MATERIALS PROVIDED
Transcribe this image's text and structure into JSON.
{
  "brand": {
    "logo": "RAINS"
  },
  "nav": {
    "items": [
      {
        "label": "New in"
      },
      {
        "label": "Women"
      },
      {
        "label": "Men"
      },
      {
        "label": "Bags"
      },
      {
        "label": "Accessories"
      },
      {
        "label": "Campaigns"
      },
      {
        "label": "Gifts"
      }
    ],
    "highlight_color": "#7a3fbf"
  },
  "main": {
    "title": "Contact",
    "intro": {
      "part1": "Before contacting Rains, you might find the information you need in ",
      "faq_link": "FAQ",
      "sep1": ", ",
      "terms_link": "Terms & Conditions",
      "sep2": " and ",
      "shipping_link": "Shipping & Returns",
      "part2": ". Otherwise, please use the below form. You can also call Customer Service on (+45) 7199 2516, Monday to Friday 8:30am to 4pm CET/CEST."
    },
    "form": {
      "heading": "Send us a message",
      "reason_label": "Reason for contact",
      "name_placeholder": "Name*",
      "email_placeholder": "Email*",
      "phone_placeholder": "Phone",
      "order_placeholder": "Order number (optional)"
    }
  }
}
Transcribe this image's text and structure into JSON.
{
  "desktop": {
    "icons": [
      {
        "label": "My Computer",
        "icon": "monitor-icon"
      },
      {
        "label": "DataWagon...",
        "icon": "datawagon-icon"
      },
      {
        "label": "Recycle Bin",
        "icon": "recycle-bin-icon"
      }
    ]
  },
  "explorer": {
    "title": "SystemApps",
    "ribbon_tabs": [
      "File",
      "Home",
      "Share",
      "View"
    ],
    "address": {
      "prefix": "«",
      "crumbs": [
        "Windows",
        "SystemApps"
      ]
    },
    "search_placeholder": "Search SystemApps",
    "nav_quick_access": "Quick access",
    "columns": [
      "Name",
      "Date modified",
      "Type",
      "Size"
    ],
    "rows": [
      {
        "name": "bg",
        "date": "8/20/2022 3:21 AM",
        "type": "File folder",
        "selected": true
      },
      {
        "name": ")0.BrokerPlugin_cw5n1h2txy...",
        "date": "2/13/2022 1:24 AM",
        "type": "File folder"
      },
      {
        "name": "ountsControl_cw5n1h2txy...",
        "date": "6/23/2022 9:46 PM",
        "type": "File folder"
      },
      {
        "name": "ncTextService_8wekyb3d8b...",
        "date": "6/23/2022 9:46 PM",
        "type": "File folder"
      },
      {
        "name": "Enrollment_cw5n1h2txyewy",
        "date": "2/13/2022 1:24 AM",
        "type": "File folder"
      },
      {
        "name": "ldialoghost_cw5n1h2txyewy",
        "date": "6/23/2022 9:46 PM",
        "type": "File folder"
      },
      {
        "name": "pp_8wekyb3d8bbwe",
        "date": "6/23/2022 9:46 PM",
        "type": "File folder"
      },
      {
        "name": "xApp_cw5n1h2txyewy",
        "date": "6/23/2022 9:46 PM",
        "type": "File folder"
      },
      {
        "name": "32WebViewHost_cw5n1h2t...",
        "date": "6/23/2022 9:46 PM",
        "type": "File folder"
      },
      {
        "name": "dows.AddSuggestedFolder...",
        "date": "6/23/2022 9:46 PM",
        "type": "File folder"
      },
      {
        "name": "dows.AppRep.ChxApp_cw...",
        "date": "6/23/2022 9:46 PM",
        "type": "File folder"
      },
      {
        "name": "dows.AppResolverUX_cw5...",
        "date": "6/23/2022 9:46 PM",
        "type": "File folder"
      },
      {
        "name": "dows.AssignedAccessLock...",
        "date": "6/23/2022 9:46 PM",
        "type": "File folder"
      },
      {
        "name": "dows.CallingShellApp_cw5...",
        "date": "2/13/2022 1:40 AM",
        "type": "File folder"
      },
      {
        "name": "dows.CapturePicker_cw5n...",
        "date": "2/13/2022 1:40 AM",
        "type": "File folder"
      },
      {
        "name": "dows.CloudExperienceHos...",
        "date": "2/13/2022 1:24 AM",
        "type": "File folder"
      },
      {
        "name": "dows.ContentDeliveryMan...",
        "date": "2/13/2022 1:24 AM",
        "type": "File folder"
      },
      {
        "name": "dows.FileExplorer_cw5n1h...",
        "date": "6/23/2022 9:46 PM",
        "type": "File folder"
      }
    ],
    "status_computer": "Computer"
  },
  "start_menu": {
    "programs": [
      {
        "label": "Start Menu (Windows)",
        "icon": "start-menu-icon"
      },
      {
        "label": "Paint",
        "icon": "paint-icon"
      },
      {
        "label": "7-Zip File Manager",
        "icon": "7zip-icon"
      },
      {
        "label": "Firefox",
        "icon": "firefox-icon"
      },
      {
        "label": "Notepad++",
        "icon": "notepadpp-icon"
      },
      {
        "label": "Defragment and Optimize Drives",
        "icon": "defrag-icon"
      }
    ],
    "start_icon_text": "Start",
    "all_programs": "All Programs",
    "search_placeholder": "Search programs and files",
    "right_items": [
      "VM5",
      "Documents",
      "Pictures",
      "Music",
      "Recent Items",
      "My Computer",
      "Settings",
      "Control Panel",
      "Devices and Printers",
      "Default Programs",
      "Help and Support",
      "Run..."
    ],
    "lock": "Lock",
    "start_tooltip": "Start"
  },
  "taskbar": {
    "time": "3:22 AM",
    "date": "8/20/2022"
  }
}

TASK TO COMPLETE
Take the data above and return it exactly.

RESULT OF THE EXERCISE
Transcribe this image's text and structure into JSON.
{
  "brand": {
    "logo": "RAINS"
  },
  "nav": {
    "items": [
      {
        "label": "New in"
      },
      {
        "label": "Women"
      },
      {
        "label": "Men"
      },
      {
        "label": "Bags"
      },
      {
        "label": "Accessories"
      },
      {
        "label": "Campaigns"
      },
      {
        "label": "Gifts"
      }
    ],
    "highlight_color": "#7a3fbf"
  },
  "main": {
    "title": "Contact",
    "intro": {
      "part1": "Before contacting Rains, you might find the information you need in ",
      "faq_link": "FAQ",
      "sep1": ", ",
      "terms_link": "Terms & Conditions",
      "sep2": " and ",
      "shipping_link": "Shipping & Returns",
      "part2": ". Otherwise, please use the below form. You can also call Customer Service on (+45) 7199 2516, Monday to Friday 8:30am to 4pm CET/CEST."
    },
    "form": {
      "heading": "Send us a message",
      "reason_label": "Reason for contact",
      "name_placeholder": "Name*",
      "email_placeholder": "Email*",
      "phone_placeholder": "Phone",
      "order_placeholder": "Order number (optional)"
    }
  }
}
Transcribe this image's text and structure into JSON.
{
  "desktop": {
    "icons": [
      {
        "label": "My Computer",
        "icon": "monitor-icon"
      },
      {
        "label": "DataWagon...",
        "icon": "datawagon-icon"
      },
      {
        "label": "Recycle Bin",
        "icon": "recycle-bin-icon"
      }
    ]
  },
  "explorer": {
    "title": "SystemApps",
    "ribbon_tabs": [
      "File",
      "Home",
      "Share",
      "View"
    ],
    "address": {
      "prefix": "«",
      "crumbs": [
        "Windows",
        "SystemApps"
      ]
    },
    "search_placeholder": "Search SystemApps",
    "nav_quick_access": "Quick access",
    "columns": [
      "Name",
      "Date modified",
      "Type",
      "Size"
    ],
    "rows": [
      {
        "name": "bg",
        "date": "8/20/2022 3:21 AM",
        "type": "File folder",
        "selected": true
      },
      {
        "name": ")0.BrokerPlugin_cw5n1h2txy...",
        "date": "2/13/2022 1:24 AM",
        "type": "File folder"
      },
      {
        "name": "ountsControl_cw5n1h2txy...",
        "date": "6/23/2022 9:46 PM",
        "type": "File folder"
      },
      {
        "name": "ncTextService_8wekyb3d8b...",
        "date": "6/23/2022 9:46 PM",
        "type": "File folder"
      },
      {
        "name": "Enrollment_cw5n1h2txyewy",
        "date": "2/13/2022 1:24 AM",
        "type": "File folder"
      },
      {
        "name": "ldialoghost_cw5n1h2txyewy",
        "date": "6/23/2022 9:46 PM",
        "type": "File folder"
      },
      {
        "name": "pp_8wekyb3d8bbwe",
        "date": "6/23/2022 9:46 PM",
        "type": "File folder"
      },
      {
        "name": "xApp_cw5n1h2txyewy",
        "date": "6/23/2022 9:46 PM",
        "type": "File folder"
      },
      {
        "name": "32WebViewHost_cw5n1h2t...",
        "date": "6/23/2022 9:46 PM",
        "type": "File folder"
      },
      {
        "name": "dows.AddSuggestedFolder...",
        "date": "6/23/2022 9:46 PM",
        "type": "File folder"
      },
      {
        "name": "dows.AppRep.ChxApp_cw...",
        "date": "6/23/2022 9:46 PM",
        "type": "File folder"
      },
      {
        "name": "dows.AppResolverUX_cw5...",
        "date": "6/23/2022 9:46 PM",
        "type": "File folder"
      },
      {
        "name": "dows.AssignedAccessLock...",
        "date": "6/23/2022 9:46 PM",
        "type": "File folder"
      },
      {
        "name": "dows.CallingShellApp_cw5...",
        "date": "2/13/2022 1:40 AM",
        "type": "File folder"
      },
      {
        "name": "dows.CapturePicker_cw5n...",
        "date": "2/13/2022 1:40 AM",
        "type": "File folder"
      },
      {
        "name": "dows.CloudExperienceHos...",
        "date": "2/13/2022 1:24 AM",
        "type": "File folder"
      },
      {
        "name": "dows.ContentDeliveryMan...",
        "date": "2/13/2022 1:24 AM",
        "type": "File folder"
      },
      {
        "name": "dows.FileExplorer_cw5n1h...",
        "date": "6/23/2022 9:46 PM",
        "type": "File folder"
      }
    ],
    "status_computer": "Computer"
  },
  "start_menu": {
    "programs": [
      {
        "label": "Start Menu (Windows)",
        "icon": "start-menu-icon"
      },
      {
        "label": "Paint",
        "icon": "paint-icon"
      },
      {
        "label": "7-Zip File Manager",
        "icon": "7zip-icon"
      },
      {
        "label": "Firefox",
        "icon": "firefox-icon"
      },
      {
        "label": "Notepad++",
        "icon": "notepadpp-icon"
      },
      {
        "label": "Defragment and Optimize Drives",
        "icon": "defrag-icon"
      }
    ],
    "start_icon_text": "Start",
    "all_programs": "All Programs",
    "search_placeholder": "Search programs and files",
    "right_items": [
      "VM5",
      "Documents",
      "Pictures",
      "Music",
      "Recent Items",
      "My Computer",
      "Settings",
      "Control Panel",
      "Devices and Printers",
      "Default Programs",
      "Help and Support",
      "Run..."
    ],
    "lock": "Lock",
    "start_tooltip": "Start"
  },
  "taskbar": {
    "time": "3:22 AM",
    "date": "8/20/2022"
  }
}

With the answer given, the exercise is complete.